▶ Work item:
Where does the string "treatment" occur in the records? Copy each line that holds it.

Stored items from a collection:
____
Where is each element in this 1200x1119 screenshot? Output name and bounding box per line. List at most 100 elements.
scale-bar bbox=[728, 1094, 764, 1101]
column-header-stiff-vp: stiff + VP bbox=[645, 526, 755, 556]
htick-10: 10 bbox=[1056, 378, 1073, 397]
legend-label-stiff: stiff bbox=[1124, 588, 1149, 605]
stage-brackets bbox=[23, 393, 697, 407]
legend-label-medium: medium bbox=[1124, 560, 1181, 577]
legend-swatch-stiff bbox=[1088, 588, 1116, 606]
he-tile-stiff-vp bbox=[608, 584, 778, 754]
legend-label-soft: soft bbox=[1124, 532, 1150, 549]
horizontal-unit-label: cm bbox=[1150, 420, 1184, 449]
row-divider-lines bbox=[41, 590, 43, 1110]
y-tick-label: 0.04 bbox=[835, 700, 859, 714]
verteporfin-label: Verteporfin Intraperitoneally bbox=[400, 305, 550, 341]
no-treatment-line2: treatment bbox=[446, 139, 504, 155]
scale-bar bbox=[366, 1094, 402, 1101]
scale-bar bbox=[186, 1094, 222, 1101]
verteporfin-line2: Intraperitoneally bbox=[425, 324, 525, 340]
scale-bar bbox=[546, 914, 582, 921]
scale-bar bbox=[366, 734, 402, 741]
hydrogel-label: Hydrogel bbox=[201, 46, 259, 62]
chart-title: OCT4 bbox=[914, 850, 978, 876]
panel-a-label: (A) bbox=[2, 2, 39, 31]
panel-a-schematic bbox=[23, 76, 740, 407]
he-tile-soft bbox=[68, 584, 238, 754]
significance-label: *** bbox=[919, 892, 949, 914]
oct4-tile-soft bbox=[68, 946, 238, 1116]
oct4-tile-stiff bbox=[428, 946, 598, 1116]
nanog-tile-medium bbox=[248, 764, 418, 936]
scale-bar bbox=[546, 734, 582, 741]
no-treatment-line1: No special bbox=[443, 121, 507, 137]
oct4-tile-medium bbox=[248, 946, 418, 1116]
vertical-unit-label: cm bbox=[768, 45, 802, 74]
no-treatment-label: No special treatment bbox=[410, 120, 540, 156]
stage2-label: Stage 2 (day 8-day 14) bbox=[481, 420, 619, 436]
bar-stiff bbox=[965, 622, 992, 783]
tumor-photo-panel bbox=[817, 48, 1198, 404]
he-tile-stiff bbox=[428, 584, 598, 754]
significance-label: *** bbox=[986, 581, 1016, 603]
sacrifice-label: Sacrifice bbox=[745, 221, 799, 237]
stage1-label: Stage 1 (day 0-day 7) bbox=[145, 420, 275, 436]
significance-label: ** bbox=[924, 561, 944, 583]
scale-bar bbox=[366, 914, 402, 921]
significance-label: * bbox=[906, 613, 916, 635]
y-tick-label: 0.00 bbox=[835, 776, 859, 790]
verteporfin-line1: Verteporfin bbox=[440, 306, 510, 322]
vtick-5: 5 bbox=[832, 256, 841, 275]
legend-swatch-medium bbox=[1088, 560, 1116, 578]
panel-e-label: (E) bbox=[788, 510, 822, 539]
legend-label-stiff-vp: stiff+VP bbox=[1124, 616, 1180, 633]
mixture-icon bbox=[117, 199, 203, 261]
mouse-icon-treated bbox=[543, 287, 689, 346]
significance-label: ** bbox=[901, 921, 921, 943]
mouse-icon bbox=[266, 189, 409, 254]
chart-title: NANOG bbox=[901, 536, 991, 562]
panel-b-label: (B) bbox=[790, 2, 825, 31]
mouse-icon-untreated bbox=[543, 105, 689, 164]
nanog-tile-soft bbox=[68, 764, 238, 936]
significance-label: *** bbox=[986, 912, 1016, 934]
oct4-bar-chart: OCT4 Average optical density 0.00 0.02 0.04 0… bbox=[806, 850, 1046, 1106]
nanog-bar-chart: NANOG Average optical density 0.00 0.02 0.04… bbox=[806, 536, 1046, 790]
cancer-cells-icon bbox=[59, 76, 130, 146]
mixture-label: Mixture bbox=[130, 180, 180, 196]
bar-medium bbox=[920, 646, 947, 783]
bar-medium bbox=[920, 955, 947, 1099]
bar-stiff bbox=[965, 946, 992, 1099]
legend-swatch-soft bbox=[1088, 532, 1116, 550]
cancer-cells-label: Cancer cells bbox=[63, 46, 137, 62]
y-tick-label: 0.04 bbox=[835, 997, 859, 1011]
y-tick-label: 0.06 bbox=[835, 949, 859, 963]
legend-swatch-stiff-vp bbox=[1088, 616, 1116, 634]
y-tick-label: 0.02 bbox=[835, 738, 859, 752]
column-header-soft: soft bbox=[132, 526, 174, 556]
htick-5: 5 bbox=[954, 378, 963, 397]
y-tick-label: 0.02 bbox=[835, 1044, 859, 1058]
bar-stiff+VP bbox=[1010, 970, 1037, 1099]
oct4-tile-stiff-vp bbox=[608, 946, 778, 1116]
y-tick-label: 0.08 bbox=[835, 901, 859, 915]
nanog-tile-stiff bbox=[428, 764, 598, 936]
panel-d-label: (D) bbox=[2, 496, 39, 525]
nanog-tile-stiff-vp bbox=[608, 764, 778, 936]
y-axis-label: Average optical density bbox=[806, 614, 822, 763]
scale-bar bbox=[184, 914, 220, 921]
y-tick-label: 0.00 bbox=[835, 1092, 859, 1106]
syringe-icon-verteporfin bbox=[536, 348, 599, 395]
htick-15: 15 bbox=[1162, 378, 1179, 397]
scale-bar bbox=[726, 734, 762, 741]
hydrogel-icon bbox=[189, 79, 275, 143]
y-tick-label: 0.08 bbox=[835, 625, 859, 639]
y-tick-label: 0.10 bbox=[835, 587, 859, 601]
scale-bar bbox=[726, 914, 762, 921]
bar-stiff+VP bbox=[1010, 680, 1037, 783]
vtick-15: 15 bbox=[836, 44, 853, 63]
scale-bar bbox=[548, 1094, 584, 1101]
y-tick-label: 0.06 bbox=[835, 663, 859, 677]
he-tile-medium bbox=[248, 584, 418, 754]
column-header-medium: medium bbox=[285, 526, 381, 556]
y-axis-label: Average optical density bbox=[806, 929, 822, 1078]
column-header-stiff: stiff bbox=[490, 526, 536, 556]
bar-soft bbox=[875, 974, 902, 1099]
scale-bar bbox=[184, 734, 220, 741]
____
▶ Output of the task:
no-treatment-line2: treatment bbox=[446, 139, 504, 155]
no-treatment-line1: No special bbox=[443, 121, 507, 137]
no-treatment-label: No special treatment bbox=[410, 120, 540, 156]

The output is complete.